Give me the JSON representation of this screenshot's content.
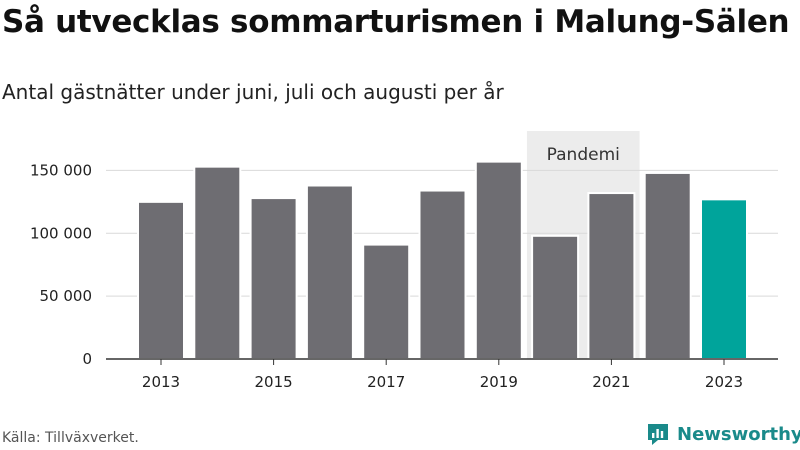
{
  "header": {
    "title": "Så utvecklas sommarturismen i Malung-Sälen",
    "subtitle": "Antal gästnätter under juni, juli och augusti per år"
  },
  "footer": {
    "source": "Källa: Tillväxverket.",
    "brand": "Newsworthy",
    "brand_icon": "newsworthy-logo-icon"
  },
  "colors": {
    "bar": "#6e6d72",
    "highlight": "#00a49b",
    "shade": "#ececec",
    "grid": "#d9d9d9",
    "axis": "#333333",
    "brand": "#1a8a8a"
  },
  "chart_data": {
    "type": "bar",
    "title": "Så utvecklas sommarturismen i Malung-Sälen",
    "subtitle": "Antal gästnätter under juni, juli och augusti per år",
    "x": [
      2013,
      2014,
      2015,
      2016,
      2017,
      2018,
      2019,
      2020,
      2021,
      2022,
      2023
    ],
    "values": [
      125000,
      153000,
      128000,
      138000,
      91000,
      134000,
      157000,
      98000,
      132000,
      148000,
      127000
    ],
    "highlight": 2023,
    "ylim": [
      0,
      175000
    ],
    "yticks": [
      0,
      50000,
      100000,
      150000
    ],
    "ytick_labels": [
      "0",
      "50 000",
      "100 000",
      "150 000"
    ],
    "xtick_labels": [
      "2013",
      "2015",
      "2017",
      "2019",
      "2021",
      "2023"
    ],
    "grid": true,
    "annotations": [
      {
        "label": "Pandemi",
        "from": 2020,
        "to": 2021
      }
    ]
  }
}
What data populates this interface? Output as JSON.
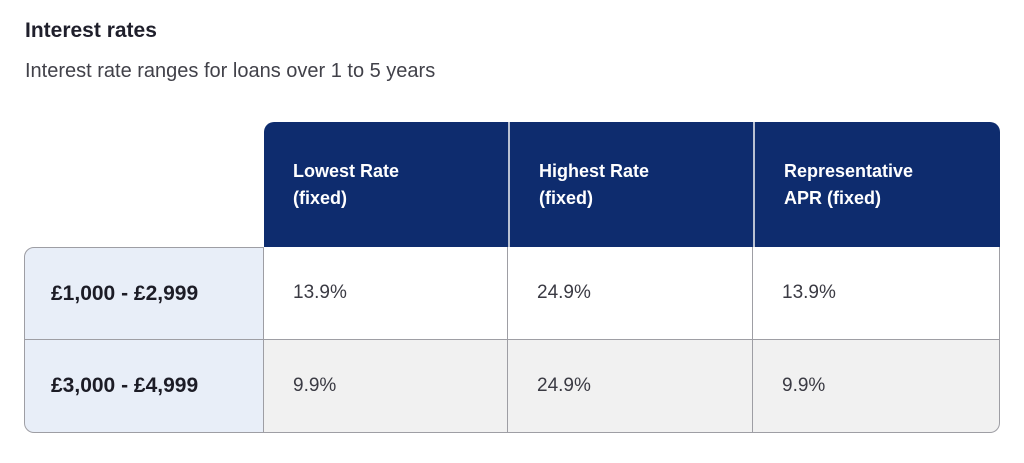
{
  "header": {
    "title": "Interest rates",
    "subtitle": "Interest rate ranges for loans over 1 to 5 years"
  },
  "table": {
    "columns": [
      {
        "line1": "Lowest Rate",
        "line2": "(fixed)"
      },
      {
        "line1": "Highest Rate",
        "line2": "(fixed)"
      },
      {
        "line1": "Representative",
        "line2": "APR (fixed)"
      }
    ],
    "rows": [
      {
        "label": "£1,000 - £2,999",
        "values": [
          "13.9%",
          "24.9%",
          "13.9%"
        ]
      },
      {
        "label": "£3,000 - £4,999",
        "values": [
          "9.9%",
          "24.9%",
          "9.9%"
        ]
      }
    ]
  },
  "colors": {
    "header_bg": "#0e2c6e",
    "row_label_bg": "#e8eef8",
    "alt_row_bg": "#f1f1f1",
    "border": "#9e9ea4",
    "header_separator": "#b9c1d2",
    "title_color": "#1f1f2b",
    "subtitle_color": "#414149",
    "label_color": "#1c1c26",
    "value_color": "#3a3a43"
  }
}
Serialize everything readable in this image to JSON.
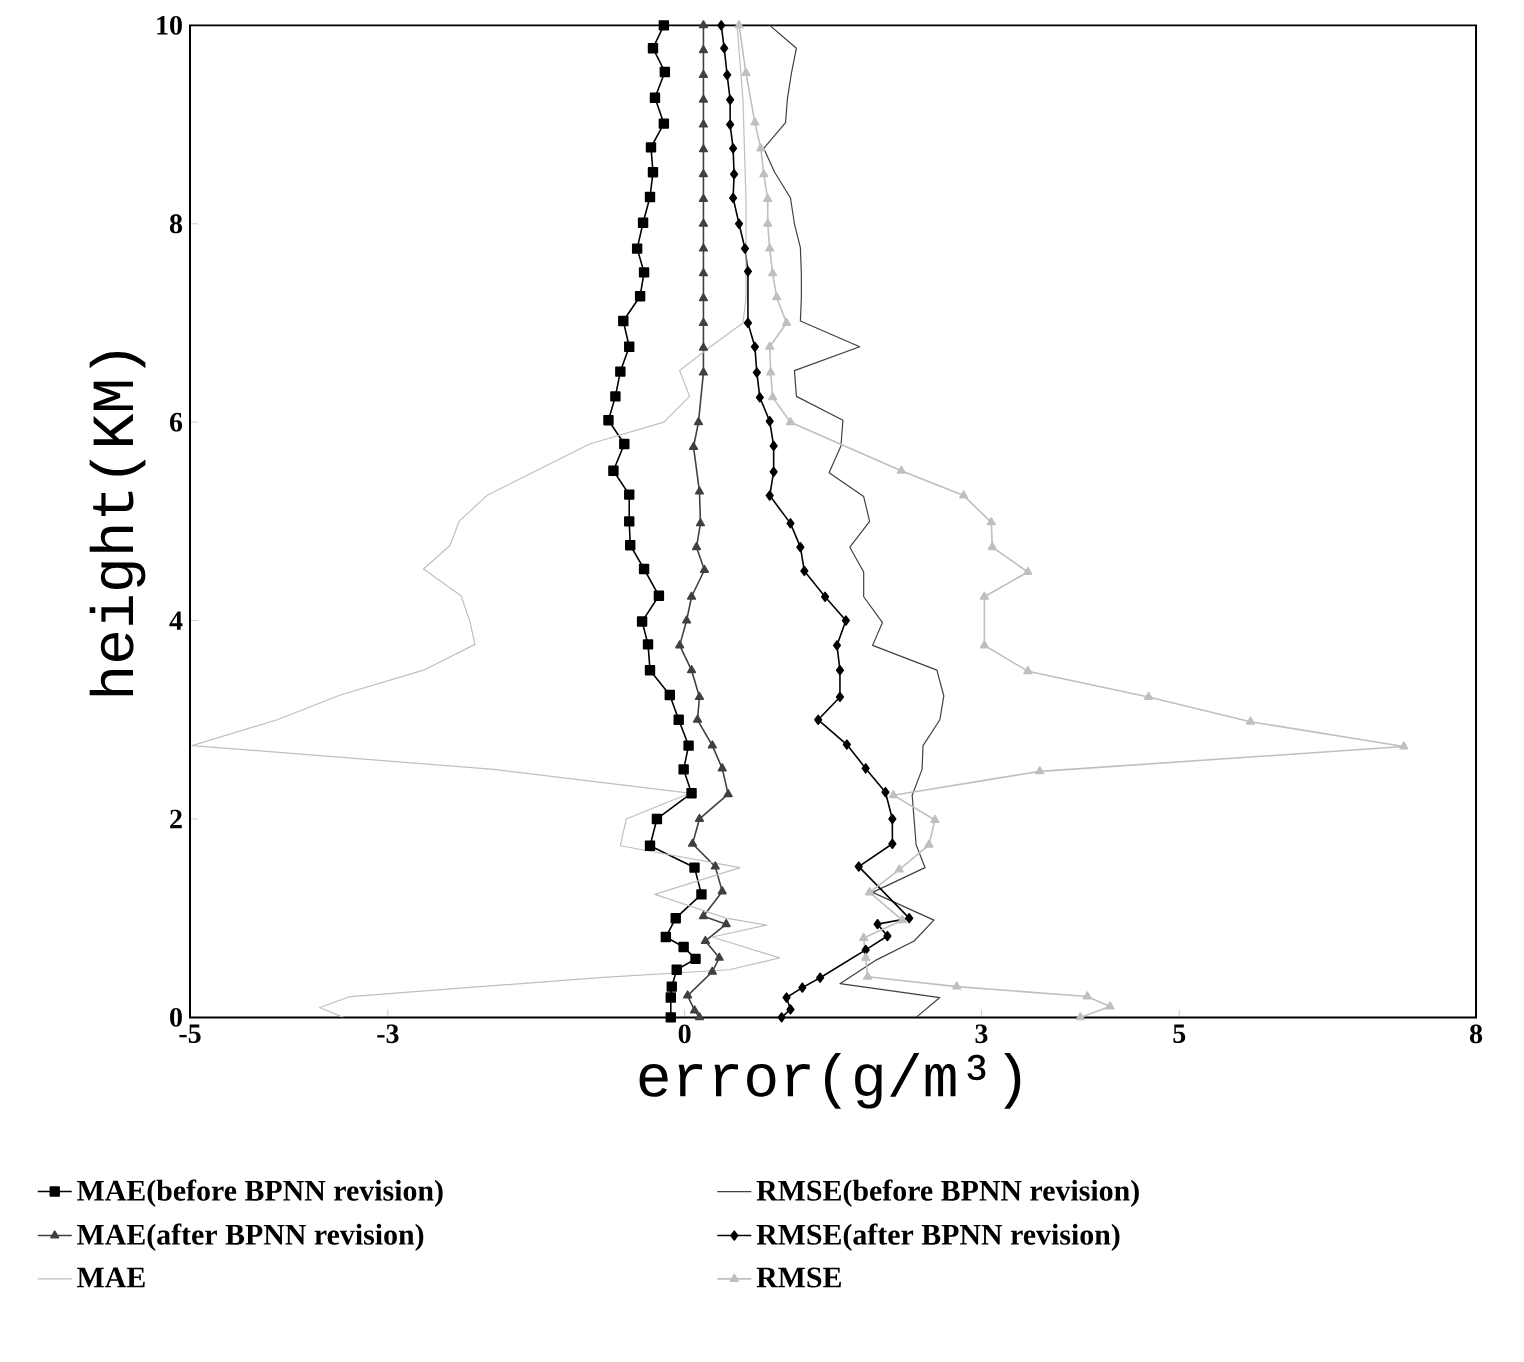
{
  "chart_data": {
    "type": "line",
    "xlabel": "error(g/m³)",
    "ylabel": "height(KM)",
    "xlim": [
      -5,
      8
    ],
    "ylim": [
      0,
      10
    ],
    "xticks": [
      -5,
      -3,
      0,
      3,
      5,
      8
    ],
    "yticks": [
      0,
      2,
      4,
      6,
      8,
      10
    ],
    "grid": false,
    "legend": "bottom",
    "series": [
      {
        "name": "MAE(before BPNN revision)",
        "color": "#000000",
        "marker": "square",
        "x": [
          -0.21,
          -0.32,
          -0.2,
          -0.3,
          -0.21,
          -0.34,
          -0.32,
          -0.35,
          -0.42,
          -0.48,
          -0.41,
          -0.45,
          -0.62,
          -0.56,
          -0.65,
          -0.7,
          -0.77,
          -0.61,
          -0.72,
          -0.56,
          -0.56,
          -0.55,
          -0.41,
          -0.26,
          -0.43,
          -0.37,
          -0.35,
          -0.15,
          -0.06,
          0.04,
          -0.01,
          0.07,
          -0.28,
          -0.35,
          0.1,
          0.17,
          -0.09,
          -0.19,
          -0.01,
          0.11,
          -0.08,
          -0.13,
          -0.14,
          -0.14
        ],
        "values": [
          10,
          9.77,
          9.53,
          9.27,
          9.01,
          8.77,
          8.52,
          8.27,
          8.01,
          7.75,
          7.51,
          7.27,
          7.02,
          6.76,
          6.51,
          6.26,
          6.02,
          5.78,
          5.51,
          5.27,
          5.0,
          4.76,
          4.52,
          4.25,
          3.99,
          3.76,
          3.5,
          3.25,
          3.0,
          2.74,
          2.5,
          2.26,
          2.0,
          1.73,
          1.51,
          1.24,
          1.0,
          0.81,
          0.71,
          0.59,
          0.48,
          0.31,
          0.2,
          0.0
        ]
      },
      {
        "name": "RMSE(before BPNN revision)",
        "color": "#404040",
        "marker": "none",
        "x": [
          0.86,
          1.13,
          1.08,
          1.04,
          1.02,
          0.8,
          0.91,
          1.07,
          1.11,
          1.17,
          1.18,
          1.18,
          1.17,
          1.77,
          1.11,
          1.13,
          1.6,
          1.58,
          1.46,
          1.81,
          1.87,
          1.67,
          1.81,
          1.81,
          2.0,
          1.9,
          2.55,
          2.62,
          2.58,
          2.41,
          2.4,
          2.3,
          2.32,
          2.34,
          2.43,
          1.9,
          2.52,
          2.32,
          1.94,
          1.57,
          2.58,
          2.34
        ],
        "values": [
          10,
          9.77,
          9.52,
          9.27,
          9.02,
          8.76,
          8.52,
          8.26,
          8.0,
          7.76,
          7.5,
          7.26,
          7.02,
          6.76,
          6.52,
          6.26,
          6.02,
          5.76,
          5.49,
          5.25,
          5.0,
          4.74,
          4.49,
          4.24,
          3.98,
          3.75,
          3.5,
          3.24,
          3.0,
          2.74,
          2.5,
          2.24,
          1.99,
          1.74,
          1.51,
          1.26,
          0.98,
          0.77,
          0.58,
          0.34,
          0.2,
          0.0
        ]
      },
      {
        "name": "MAE(after BPNN revision)",
        "color": "#404040",
        "marker": "triangle",
        "x": [
          0.19,
          0.19,
          0.19,
          0.19,
          0.19,
          0.19,
          0.19,
          0.19,
          0.19,
          0.19,
          0.19,
          0.19,
          0.19,
          0.19,
          0.19,
          0.14,
          0.09,
          0.15,
          0.16,
          0.12,
          0.2,
          0.07,
          0.02,
          -0.05,
          0.07,
          0.15,
          0.13,
          0.28,
          0.38,
          0.44,
          0.15,
          0.08,
          0.31,
          0.38,
          0.19,
          0.42,
          0.21,
          0.35,
          0.28,
          0.03,
          0.1,
          0.15
        ],
        "values": [
          10,
          9.75,
          9.5,
          9.25,
          9.0,
          8.75,
          8.5,
          8.25,
          8.0,
          7.75,
          7.5,
          7.25,
          7.0,
          6.75,
          6.5,
          6.0,
          5.75,
          5.3,
          4.98,
          4.74,
          4.51,
          4.24,
          4.0,
          3.75,
          3.5,
          3.23,
          3.0,
          2.74,
          2.51,
          2.25,
          2.0,
          1.75,
          1.52,
          1.27,
          1.02,
          0.94,
          0.77,
          0.6,
          0.46,
          0.22,
          0.07,
          0.0
        ]
      },
      {
        "name": "RMSE(after BPNN revision)",
        "color": "#000000",
        "marker": "diamond",
        "x": [
          0.37,
          0.4,
          0.43,
          0.46,
          0.46,
          0.49,
          0.5,
          0.49,
          0.55,
          0.61,
          0.64,
          0.64,
          0.71,
          0.73,
          0.76,
          0.86,
          0.9,
          0.9,
          0.86,
          1.07,
          1.17,
          1.21,
          1.42,
          1.63,
          1.54,
          1.57,
          1.57,
          1.35,
          1.64,
          1.83,
          2.03,
          2.1,
          2.1,
          1.76,
          2.27,
          1.95,
          2.05,
          1.83,
          1.37,
          1.19,
          1.03,
          1.07,
          0.98
        ],
        "values": [
          10,
          9.77,
          9.5,
          9.25,
          9.0,
          8.76,
          8.5,
          8.26,
          8.0,
          7.75,
          7.52,
          7.0,
          6.76,
          6.5,
          6.25,
          6.01,
          5.76,
          5.5,
          5.26,
          4.98,
          4.74,
          4.5,
          4.24,
          4.0,
          3.75,
          3.5,
          3.23,
          3.0,
          2.75,
          2.51,
          2.27,
          2.0,
          1.75,
          1.52,
          1.0,
          0.94,
          0.82,
          0.68,
          0.4,
          0.3,
          0.2,
          0.08,
          0.0
        ]
      },
      {
        "name": "MAE",
        "color": "#bfbfbf",
        "marker": "none",
        "x": [
          0.53,
          0.59,
          0.62,
          0.62,
          0.59,
          0.26,
          -0.05,
          0.05,
          -0.21,
          -0.96,
          -1.5,
          -2.0,
          -2.28,
          -2.37,
          -2.64,
          -2.26,
          -2.17,
          -2.12,
          -2.64,
          -3.48,
          -4.12,
          -4.98,
          -1.93,
          0.05,
          -0.59,
          -0.65,
          0.56,
          -0.3,
          0.42,
          0.83,
          0.28,
          0.96,
          0.45,
          -0.86,
          -2.07,
          -3.38,
          -3.69,
          -3.45
        ],
        "values": [
          10,
          9.25,
          8.25,
          7.25,
          7.0,
          6.76,
          6.52,
          6.26,
          6.0,
          5.78,
          5.51,
          5.26,
          5.0,
          4.76,
          4.52,
          4.25,
          3.99,
          3.76,
          3.5,
          3.25,
          3.0,
          2.74,
          2.5,
          2.26,
          2.0,
          1.73,
          1.51,
          1.24,
          1.0,
          0.93,
          0.81,
          0.6,
          0.48,
          0.4,
          0.31,
          0.21,
          0.1,
          0.0
        ]
      },
      {
        "name": "RMSE",
        "color": "#bfbfbf",
        "marker": "triangle",
        "x": [
          0.55,
          0.62,
          0.71,
          0.77,
          0.8,
          0.84,
          0.84,
          0.86,
          0.89,
          0.93,
          1.03,
          0.86,
          0.87,
          0.89,
          1.07,
          2.19,
          2.82,
          3.1,
          3.11,
          3.47,
          3.03,
          3.03,
          3.47,
          4.69,
          5.72,
          7.27,
          3.59,
          2.11,
          2.53,
          2.47,
          2.17,
          1.87,
          2.2,
          1.81,
          1.83,
          1.85,
          2.75,
          4.07,
          4.3,
          4.0
        ],
        "values": [
          10,
          9.52,
          9.02,
          8.76,
          8.5,
          8.25,
          8.0,
          7.75,
          7.5,
          7.26,
          7.0,
          6.76,
          6.5,
          6.25,
          6.0,
          5.51,
          5.26,
          4.99,
          4.74,
          4.49,
          4.24,
          3.75,
          3.49,
          3.23,
          2.98,
          2.73,
          2.48,
          2.24,
          1.99,
          1.74,
          1.49,
          1.26,
          0.98,
          0.8,
          0.6,
          0.41,
          0.31,
          0.21,
          0.11,
          0.0
        ]
      }
    ]
  }
}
+++
Required task
Count how many lines include the string "juni". Nothing but the number is needed.

The completed task
2